— Start Listed records —

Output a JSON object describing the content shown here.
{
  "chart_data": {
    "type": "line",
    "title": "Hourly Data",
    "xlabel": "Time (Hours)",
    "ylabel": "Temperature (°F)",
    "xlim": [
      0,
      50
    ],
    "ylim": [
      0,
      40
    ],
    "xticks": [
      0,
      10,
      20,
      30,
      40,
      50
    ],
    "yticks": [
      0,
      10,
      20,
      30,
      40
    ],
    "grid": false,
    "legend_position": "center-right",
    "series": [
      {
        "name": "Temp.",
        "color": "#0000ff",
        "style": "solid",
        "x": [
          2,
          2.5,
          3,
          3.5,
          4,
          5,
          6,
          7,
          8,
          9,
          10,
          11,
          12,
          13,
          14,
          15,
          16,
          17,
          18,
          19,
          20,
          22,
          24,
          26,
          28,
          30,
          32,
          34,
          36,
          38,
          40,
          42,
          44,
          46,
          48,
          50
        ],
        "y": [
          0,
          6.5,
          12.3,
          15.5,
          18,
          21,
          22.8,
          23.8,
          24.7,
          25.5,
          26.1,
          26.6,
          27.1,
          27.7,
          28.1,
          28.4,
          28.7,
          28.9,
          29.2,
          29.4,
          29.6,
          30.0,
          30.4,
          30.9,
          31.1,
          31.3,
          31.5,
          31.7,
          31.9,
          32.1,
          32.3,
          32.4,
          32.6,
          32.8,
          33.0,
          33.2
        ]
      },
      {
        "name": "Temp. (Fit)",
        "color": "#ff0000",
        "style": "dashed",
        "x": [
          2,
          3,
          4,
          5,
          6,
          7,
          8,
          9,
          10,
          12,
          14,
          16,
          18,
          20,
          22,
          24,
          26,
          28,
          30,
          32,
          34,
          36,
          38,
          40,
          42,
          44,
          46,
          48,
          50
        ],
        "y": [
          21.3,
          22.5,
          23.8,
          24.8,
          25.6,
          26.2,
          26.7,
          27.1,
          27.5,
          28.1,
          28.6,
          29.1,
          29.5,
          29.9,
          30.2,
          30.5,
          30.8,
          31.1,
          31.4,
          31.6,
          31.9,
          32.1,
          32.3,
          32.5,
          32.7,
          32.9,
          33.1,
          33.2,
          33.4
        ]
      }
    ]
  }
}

— End Listed records —

§ Directions
Return the whole listing exactly.

§ Full response
Output a JSON object describing the content shown here.
{
  "chart_data": {
    "type": "line",
    "title": "Hourly Data",
    "xlabel": "Time (Hours)",
    "ylabel": "Temperature (°F)",
    "xlim": [
      0,
      50
    ],
    "ylim": [
      0,
      40
    ],
    "xticks": [
      0,
      10,
      20,
      30,
      40,
      50
    ],
    "yticks": [
      0,
      10,
      20,
      30,
      40
    ],
    "grid": false,
    "legend_position": "center-right",
    "series": [
      {
        "name": "Temp.",
        "color": "#0000ff",
        "style": "solid",
        "x": [
          2,
          2.5,
          3,
          3.5,
          4,
          5,
          6,
          7,
          8,
          9,
          10,
          11,
          12,
          13,
          14,
          15,
          16,
          17,
          18,
          19,
          20,
          22,
          24,
          26,
          28,
          30,
          32,
          34,
          36,
          38,
          40,
          42,
          44,
          46,
          48,
          50
        ],
        "y": [
          0,
          6.5,
          12.3,
          15.5,
          18,
          21,
          22.8,
          23.8,
          24.7,
          25.5,
          26.1,
          26.6,
          27.1,
          27.7,
          28.1,
          28.4,
          28.7,
          28.9,
          29.2,
          29.4,
          29.6,
          30.0,
          30.4,
          30.9,
          31.1,
          31.3,
          31.5,
          31.7,
          31.9,
          32.1,
          32.3,
          32.4,
          32.6,
          32.8,
          33.0,
          33.2
        ]
      },
      {
        "name": "Temp. (Fit)",
        "color": "#ff0000",
        "style": "dashed",
        "x": [
          2,
          3,
          4,
          5,
          6,
          7,
          8,
          9,
          10,
          12,
          14,
          16,
          18,
          20,
          22,
          24,
          26,
          28,
          30,
          32,
          34,
          36,
          38,
          40,
          42,
          44,
          46,
          48,
          50
        ],
        "y": [
          21.3,
          22.5,
          23.8,
          24.8,
          25.6,
          26.2,
          26.7,
          27.1,
          27.5,
          28.1,
          28.6,
          29.1,
          29.5,
          29.9,
          30.2,
          30.5,
          30.8,
          31.1,
          31.4,
          31.6,
          31.9,
          32.1,
          32.3,
          32.5,
          32.7,
          32.9,
          33.1,
          33.2,
          33.4
        ]
      }
    ]
  }
}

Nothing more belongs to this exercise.